STORED ROWS:

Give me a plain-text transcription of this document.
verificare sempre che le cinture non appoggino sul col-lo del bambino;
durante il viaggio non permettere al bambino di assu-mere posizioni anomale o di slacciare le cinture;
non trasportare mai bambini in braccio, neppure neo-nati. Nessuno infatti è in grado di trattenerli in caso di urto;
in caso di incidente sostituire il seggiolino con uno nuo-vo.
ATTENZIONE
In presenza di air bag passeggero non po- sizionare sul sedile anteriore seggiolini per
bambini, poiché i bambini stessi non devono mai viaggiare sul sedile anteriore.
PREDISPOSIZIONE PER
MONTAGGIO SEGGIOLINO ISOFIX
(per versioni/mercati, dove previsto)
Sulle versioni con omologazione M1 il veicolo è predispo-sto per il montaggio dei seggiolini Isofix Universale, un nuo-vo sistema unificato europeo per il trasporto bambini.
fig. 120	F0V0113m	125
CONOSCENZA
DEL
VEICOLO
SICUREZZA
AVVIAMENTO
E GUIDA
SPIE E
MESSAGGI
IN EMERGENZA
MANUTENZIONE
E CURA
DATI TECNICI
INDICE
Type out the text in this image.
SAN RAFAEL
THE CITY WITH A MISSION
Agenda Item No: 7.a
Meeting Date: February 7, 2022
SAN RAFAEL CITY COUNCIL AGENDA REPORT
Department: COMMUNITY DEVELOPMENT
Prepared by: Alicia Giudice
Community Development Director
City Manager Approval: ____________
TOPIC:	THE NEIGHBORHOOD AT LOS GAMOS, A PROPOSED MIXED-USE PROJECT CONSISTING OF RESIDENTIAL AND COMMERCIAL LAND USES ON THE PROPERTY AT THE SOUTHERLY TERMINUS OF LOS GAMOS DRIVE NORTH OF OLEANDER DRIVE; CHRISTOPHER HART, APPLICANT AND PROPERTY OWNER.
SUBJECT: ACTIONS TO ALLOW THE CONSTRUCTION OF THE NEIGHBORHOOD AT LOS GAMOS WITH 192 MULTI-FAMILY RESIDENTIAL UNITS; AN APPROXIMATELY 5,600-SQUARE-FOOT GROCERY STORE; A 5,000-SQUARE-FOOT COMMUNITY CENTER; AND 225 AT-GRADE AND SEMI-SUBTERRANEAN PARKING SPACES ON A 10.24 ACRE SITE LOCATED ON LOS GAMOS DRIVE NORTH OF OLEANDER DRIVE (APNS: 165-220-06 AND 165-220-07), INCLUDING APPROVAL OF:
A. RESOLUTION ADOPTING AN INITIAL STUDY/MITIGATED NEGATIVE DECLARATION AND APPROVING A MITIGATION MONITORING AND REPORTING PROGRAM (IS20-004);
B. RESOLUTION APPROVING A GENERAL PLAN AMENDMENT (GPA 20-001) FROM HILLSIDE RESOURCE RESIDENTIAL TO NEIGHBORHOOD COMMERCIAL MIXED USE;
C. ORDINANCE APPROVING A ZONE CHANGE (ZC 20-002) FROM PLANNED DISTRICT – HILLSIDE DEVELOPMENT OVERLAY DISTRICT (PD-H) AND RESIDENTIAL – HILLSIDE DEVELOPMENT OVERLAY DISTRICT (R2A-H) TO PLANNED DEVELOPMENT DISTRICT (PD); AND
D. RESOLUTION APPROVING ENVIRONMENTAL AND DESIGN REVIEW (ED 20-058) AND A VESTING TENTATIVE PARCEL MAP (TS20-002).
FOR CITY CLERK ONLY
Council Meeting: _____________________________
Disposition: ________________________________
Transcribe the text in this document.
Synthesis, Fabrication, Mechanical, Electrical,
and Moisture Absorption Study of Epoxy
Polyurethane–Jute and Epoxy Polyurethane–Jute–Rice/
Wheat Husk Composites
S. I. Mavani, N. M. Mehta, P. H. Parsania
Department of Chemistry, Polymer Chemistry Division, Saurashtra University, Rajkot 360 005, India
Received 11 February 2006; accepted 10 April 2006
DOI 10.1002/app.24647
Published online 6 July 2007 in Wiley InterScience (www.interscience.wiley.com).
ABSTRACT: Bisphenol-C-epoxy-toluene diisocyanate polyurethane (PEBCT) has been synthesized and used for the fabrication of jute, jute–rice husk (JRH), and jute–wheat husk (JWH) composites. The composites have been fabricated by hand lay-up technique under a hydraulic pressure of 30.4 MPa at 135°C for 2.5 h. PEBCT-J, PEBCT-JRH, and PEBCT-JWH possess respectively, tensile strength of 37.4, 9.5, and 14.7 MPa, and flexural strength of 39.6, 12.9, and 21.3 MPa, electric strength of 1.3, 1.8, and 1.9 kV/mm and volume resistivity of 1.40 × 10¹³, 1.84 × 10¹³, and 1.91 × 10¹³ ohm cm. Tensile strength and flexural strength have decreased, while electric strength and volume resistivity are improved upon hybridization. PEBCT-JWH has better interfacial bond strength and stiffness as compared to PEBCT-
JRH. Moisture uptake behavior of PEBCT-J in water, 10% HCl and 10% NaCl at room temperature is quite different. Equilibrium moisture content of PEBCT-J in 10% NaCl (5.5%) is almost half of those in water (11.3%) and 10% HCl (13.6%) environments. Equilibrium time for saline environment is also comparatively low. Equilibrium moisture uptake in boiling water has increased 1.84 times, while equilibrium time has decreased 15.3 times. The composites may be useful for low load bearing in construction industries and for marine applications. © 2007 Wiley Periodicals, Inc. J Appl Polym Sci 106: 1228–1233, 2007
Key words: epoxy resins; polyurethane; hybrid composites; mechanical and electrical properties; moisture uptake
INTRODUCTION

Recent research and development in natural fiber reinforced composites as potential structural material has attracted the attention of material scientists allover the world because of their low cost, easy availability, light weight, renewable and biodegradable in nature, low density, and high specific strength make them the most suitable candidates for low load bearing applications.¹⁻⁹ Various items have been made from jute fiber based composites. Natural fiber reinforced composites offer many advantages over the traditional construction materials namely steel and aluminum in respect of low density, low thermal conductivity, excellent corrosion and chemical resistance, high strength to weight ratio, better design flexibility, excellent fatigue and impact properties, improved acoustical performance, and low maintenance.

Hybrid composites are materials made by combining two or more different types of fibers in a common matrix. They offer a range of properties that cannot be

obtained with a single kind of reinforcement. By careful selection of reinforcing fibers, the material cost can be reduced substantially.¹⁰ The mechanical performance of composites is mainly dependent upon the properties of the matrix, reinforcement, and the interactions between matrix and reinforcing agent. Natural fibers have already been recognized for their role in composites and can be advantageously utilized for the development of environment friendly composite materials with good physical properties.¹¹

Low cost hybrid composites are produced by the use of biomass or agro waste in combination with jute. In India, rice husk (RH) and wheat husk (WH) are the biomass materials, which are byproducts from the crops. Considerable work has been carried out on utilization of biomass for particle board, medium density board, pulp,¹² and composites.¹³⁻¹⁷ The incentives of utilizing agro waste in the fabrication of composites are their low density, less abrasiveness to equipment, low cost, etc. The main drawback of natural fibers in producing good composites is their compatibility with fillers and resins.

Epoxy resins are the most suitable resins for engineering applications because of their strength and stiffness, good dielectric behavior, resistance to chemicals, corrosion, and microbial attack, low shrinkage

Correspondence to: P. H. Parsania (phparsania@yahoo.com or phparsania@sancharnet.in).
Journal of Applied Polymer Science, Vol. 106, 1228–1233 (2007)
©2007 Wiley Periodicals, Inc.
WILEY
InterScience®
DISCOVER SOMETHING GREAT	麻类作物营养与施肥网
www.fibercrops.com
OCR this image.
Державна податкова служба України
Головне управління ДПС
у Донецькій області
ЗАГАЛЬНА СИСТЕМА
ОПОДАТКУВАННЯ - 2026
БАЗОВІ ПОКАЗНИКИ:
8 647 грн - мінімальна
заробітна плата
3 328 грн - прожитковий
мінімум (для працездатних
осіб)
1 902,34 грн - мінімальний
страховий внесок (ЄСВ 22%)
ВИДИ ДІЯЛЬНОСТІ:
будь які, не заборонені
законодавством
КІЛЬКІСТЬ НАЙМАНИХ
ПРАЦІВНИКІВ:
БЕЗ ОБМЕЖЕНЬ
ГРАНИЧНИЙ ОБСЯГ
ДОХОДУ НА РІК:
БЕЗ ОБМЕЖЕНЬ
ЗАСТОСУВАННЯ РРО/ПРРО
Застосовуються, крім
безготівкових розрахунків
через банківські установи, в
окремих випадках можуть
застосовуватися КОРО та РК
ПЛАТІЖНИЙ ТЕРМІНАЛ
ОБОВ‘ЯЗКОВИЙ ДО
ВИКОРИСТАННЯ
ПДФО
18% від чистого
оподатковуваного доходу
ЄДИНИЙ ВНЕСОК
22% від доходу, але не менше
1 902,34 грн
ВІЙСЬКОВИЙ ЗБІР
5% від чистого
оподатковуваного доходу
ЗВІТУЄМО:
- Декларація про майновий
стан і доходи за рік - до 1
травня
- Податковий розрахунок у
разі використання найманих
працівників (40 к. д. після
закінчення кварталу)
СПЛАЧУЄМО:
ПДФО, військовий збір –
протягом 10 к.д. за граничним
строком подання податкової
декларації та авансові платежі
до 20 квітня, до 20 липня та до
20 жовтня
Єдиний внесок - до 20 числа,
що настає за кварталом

SET PROBLEM: Only a number is wanted: how many lines above include "Department"?

COMPLETE ANSWER: 2